● **Task requirements**: Reproduce each of the following records in full, with every line unchanged.

Rows drawn from a dataset:
•••

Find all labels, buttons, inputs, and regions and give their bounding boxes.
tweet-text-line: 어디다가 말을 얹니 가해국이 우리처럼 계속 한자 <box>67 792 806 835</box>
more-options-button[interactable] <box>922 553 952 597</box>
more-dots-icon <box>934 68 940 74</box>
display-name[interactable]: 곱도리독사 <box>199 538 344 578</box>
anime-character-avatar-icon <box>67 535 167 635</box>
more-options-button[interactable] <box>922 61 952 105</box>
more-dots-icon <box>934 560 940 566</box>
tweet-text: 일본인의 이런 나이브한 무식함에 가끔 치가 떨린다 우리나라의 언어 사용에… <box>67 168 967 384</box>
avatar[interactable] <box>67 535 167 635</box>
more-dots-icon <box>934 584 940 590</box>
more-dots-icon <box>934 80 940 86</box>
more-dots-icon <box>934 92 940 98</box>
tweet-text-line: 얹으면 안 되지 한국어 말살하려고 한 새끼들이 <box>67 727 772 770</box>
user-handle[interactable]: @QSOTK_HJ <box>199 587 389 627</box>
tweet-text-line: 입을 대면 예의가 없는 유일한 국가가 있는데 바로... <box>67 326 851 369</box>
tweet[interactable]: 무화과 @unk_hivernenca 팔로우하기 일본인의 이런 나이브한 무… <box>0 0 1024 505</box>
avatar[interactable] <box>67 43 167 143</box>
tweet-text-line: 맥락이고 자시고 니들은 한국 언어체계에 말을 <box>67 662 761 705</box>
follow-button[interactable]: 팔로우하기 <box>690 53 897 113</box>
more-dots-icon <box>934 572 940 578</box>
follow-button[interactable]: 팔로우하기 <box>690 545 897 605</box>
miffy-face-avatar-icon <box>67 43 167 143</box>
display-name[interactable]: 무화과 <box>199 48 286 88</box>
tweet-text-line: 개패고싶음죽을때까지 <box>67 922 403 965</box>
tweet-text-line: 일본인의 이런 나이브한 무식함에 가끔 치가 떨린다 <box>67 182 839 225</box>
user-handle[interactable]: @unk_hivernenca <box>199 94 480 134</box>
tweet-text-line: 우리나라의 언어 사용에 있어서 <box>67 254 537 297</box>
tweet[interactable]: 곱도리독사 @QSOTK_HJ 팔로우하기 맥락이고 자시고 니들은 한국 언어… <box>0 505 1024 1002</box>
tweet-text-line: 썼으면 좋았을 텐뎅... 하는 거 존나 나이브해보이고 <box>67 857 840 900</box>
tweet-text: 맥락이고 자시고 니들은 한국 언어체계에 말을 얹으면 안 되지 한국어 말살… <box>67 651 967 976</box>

•••

● **Exercise solution**:
Find all labels, buttons, inputs, and regions and give their bounding boxes.
tweet-text-line: 어디다가 말을 얹니 가해국이 우리처럼 계속 한자 <box>67 792 806 835</box>
more-options-button[interactable] <box>922 553 952 597</box>
more-dots-icon <box>934 68 940 74</box>
display-name[interactable]: 곱도리독사 <box>199 538 344 578</box>
anime-character-avatar-icon <box>67 535 167 635</box>
more-options-button[interactable] <box>922 61 952 105</box>
more-dots-icon <box>934 560 940 566</box>
tweet-text: 일본인의 이런 나이브한 무식함에 가끔 치가 떨린다 우리나라의 언어 사용에… <box>67 168 967 384</box>
avatar[interactable] <box>67 535 167 635</box>
more-dots-icon <box>934 584 940 590</box>
more-dots-icon <box>934 80 940 86</box>
more-dots-icon <box>934 92 940 98</box>
tweet-text-line: 얹으면 안 되지 한국어 말살하려고 한 새끼들이 <box>67 727 772 770</box>
user-handle[interactable]: @QSOTK_HJ <box>199 587 389 627</box>
tweet-text-line: 입을 대면 예의가 없는 유일한 국가가 있는데 바로... <box>67 326 851 369</box>
tweet[interactable]: 무화과 @unk_hivernenca 팔로우하기 일본인의 이런 나이브한 무… <box>0 0 1024 505</box>
avatar[interactable] <box>67 43 167 143</box>
tweet-text-line: 맥락이고 자시고 니들은 한국 언어체계에 말을 <box>67 662 761 705</box>
follow-button[interactable]: 팔로우하기 <box>690 53 897 113</box>
more-dots-icon <box>934 572 940 578</box>
follow-button[interactable]: 팔로우하기 <box>690 545 897 605</box>
miffy-face-avatar-icon <box>67 43 167 143</box>
display-name[interactable]: 무화과 <box>199 48 286 88</box>
tweet-text-line: 개패고싶음죽을때까지 <box>67 922 403 965</box>
tweet-text-line: 일본인의 이런 나이브한 무식함에 가끔 치가 떨린다 <box>67 182 839 225</box>
user-handle[interactable]: @unk_hivernenca <box>199 94 480 134</box>
tweet-text-line: 우리나라의 언어 사용에 있어서 <box>67 254 537 297</box>
tweet[interactable]: 곱도리독사 @QSOTK_HJ 팔로우하기 맥락이고 자시고 니들은 한국 언어… <box>0 505 1024 1002</box>
tweet-text-line: 썼으면 좋았을 텐뎅... 하는 거 존나 나이브해보이고 <box>67 857 840 900</box>
tweet-text: 맥락이고 자시고 니들은 한국 언어체계에 말을 얹으면 안 되지 한국어 말살… <box>67 651 967 976</box>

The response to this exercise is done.